▸ Stated task
Take every line from the material that has the word "this" in it.

Extracted data entries:
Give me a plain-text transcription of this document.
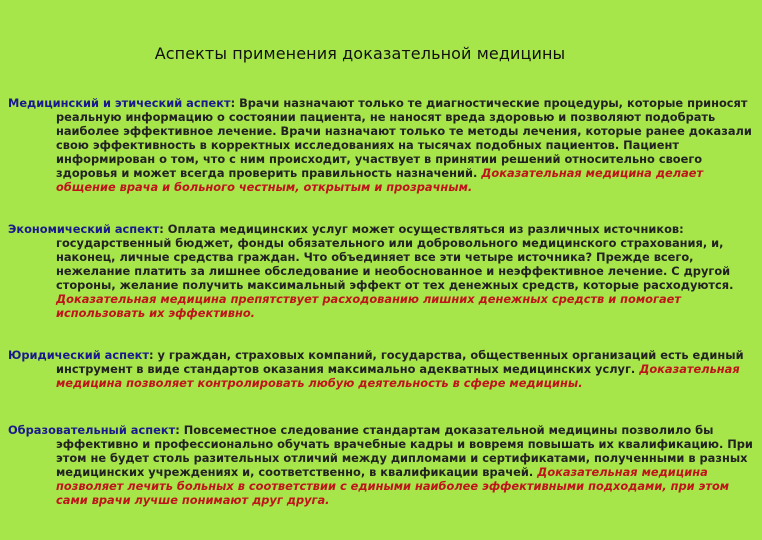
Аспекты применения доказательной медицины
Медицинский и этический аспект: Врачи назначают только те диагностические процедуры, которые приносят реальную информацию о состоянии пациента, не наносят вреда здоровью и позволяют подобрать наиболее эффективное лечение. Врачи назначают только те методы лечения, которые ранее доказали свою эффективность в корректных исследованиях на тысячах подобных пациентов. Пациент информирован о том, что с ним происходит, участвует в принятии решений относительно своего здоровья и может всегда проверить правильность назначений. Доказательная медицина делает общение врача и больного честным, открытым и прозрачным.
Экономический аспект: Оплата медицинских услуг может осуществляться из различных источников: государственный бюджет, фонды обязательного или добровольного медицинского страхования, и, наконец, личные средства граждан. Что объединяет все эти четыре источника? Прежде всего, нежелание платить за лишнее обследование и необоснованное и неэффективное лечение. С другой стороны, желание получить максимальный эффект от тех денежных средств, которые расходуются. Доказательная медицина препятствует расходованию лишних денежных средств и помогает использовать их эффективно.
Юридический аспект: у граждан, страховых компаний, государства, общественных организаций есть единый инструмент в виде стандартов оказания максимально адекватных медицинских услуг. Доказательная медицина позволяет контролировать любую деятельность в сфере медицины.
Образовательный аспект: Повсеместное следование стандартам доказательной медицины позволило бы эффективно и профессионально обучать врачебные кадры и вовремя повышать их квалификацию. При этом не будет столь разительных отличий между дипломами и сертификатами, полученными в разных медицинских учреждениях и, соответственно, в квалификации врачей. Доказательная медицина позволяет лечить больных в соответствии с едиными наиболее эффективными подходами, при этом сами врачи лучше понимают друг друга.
--
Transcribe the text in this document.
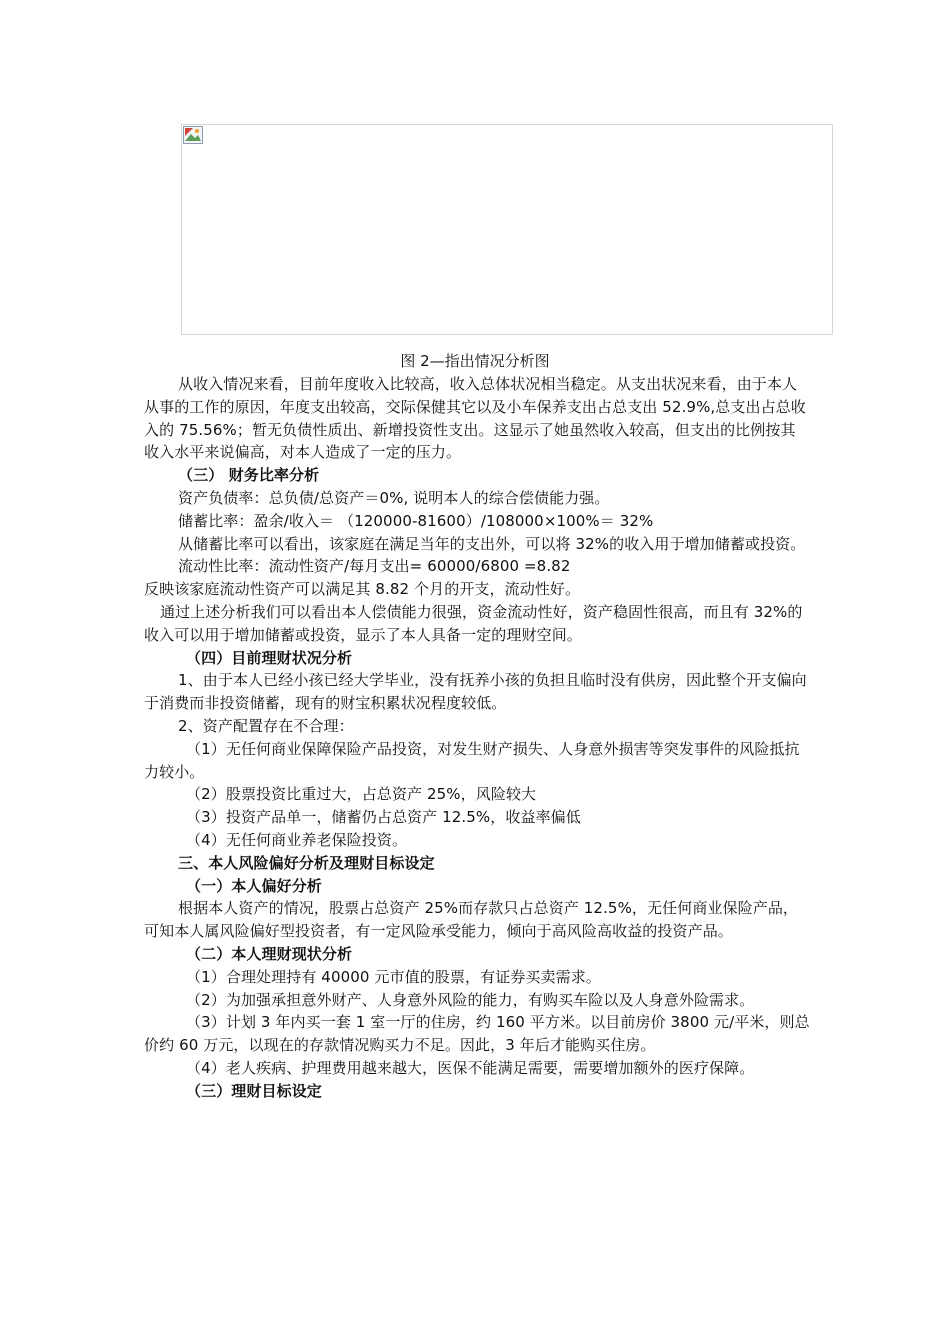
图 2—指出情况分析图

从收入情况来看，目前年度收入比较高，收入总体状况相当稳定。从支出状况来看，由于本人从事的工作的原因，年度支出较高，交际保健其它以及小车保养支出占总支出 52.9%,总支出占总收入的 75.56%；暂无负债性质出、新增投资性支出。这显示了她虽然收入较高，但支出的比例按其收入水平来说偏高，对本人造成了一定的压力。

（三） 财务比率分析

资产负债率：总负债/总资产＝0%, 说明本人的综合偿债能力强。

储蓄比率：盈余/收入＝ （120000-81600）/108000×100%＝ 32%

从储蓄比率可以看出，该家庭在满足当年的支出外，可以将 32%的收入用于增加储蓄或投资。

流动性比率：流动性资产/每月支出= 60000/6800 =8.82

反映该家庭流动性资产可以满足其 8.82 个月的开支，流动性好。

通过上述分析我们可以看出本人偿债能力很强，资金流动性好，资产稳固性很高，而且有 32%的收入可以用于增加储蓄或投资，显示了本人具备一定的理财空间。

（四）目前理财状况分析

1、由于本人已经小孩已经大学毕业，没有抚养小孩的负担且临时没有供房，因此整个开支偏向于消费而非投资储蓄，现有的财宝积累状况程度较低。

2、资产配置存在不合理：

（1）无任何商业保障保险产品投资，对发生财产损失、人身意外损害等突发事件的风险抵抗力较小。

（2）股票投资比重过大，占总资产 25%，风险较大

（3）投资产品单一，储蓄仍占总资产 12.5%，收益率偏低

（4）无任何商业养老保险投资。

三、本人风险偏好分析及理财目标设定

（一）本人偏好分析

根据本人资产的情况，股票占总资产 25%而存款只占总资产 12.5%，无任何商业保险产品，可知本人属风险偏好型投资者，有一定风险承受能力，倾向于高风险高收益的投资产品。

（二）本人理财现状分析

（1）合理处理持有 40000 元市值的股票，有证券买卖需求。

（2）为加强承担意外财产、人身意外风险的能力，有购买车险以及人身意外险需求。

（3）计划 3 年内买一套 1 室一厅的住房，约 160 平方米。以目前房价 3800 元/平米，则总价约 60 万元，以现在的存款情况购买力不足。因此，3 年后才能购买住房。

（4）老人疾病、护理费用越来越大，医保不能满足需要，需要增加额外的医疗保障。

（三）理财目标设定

▸ Reply
Give me a plain-text transcription of this document.
Transcribe the text in this document.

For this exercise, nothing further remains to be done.